Work required:
Which lines below hold the word "找出语段"? Copy all of them.

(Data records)
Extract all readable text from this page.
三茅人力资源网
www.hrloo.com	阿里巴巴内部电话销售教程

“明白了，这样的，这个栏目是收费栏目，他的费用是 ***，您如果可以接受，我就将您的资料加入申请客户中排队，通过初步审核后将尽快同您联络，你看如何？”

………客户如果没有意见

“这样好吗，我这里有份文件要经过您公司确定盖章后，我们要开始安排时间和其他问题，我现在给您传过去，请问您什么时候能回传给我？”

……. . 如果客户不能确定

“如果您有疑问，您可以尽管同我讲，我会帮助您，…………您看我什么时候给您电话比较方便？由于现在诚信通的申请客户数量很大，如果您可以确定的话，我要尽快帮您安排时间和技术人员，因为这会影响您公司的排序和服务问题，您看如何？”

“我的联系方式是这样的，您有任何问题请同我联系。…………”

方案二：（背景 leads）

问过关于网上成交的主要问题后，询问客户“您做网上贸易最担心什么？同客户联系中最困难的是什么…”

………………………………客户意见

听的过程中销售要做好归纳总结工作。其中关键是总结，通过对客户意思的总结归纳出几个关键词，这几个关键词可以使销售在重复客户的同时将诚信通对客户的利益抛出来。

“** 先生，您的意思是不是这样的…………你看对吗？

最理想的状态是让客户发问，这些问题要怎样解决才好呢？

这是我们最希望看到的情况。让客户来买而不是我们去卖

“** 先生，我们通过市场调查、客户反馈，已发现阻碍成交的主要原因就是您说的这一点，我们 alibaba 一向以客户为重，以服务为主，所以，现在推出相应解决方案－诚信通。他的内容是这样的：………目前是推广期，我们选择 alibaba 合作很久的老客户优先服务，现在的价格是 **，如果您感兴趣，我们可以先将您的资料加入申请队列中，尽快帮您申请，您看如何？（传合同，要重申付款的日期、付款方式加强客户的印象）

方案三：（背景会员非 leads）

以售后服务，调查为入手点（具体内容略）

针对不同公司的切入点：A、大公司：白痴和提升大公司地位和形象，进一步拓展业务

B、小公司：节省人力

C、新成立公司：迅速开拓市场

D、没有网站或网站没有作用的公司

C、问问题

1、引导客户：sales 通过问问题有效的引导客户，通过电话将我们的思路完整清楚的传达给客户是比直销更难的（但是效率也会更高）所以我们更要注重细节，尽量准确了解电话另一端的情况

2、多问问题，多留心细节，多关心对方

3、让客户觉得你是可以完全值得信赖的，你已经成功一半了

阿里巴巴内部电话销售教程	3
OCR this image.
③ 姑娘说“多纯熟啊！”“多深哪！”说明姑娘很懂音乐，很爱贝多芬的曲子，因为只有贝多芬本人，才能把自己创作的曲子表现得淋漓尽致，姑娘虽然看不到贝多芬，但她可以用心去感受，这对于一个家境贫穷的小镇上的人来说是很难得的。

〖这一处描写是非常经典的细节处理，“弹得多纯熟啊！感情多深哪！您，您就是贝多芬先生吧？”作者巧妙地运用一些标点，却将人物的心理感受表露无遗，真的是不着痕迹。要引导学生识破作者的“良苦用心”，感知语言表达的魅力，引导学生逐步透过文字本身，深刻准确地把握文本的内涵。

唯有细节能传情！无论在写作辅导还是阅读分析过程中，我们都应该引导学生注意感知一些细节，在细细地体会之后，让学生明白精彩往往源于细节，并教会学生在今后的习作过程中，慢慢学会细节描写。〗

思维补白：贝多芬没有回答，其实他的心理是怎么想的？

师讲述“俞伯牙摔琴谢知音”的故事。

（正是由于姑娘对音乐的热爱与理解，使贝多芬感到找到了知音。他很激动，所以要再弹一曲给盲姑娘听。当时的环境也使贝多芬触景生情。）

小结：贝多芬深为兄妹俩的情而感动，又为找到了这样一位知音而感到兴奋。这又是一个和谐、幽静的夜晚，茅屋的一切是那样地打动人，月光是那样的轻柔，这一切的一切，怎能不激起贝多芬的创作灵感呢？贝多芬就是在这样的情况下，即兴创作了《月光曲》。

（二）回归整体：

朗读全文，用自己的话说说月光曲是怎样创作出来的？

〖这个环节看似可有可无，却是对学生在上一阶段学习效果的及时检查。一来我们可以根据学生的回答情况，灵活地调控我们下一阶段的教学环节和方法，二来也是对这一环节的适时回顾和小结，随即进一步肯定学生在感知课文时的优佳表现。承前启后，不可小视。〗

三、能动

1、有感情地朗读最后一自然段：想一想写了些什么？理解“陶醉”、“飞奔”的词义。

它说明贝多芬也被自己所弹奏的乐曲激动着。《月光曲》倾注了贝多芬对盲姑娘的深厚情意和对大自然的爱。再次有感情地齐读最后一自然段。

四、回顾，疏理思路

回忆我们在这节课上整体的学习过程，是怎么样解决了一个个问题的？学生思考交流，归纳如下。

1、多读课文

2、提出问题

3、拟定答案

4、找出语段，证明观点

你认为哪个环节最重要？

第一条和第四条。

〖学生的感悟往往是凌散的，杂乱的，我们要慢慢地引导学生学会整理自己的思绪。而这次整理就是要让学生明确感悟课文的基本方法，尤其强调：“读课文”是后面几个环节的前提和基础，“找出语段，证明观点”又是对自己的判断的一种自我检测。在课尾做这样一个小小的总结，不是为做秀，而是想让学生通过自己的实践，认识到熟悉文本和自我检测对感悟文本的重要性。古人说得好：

Task output:
4、找出语段，证明观点
〖学生的感悟往往是凌散的，杂乱的，我们要慢慢地引导学生学会整理自己的思绪。而这次整理就是要让学生明确感悟课文的基本方法，尤其强调：“读课文”是后面几个环节的前提和基础，“找出语段，证明观点”又是对自己的判断的一种自我检测。在课尾做这样一个小小的总结，不是为做秀，而是想让学生通过自己的实践，认识到熟悉文本和自我检测对感悟文本的重要性。古人说得好：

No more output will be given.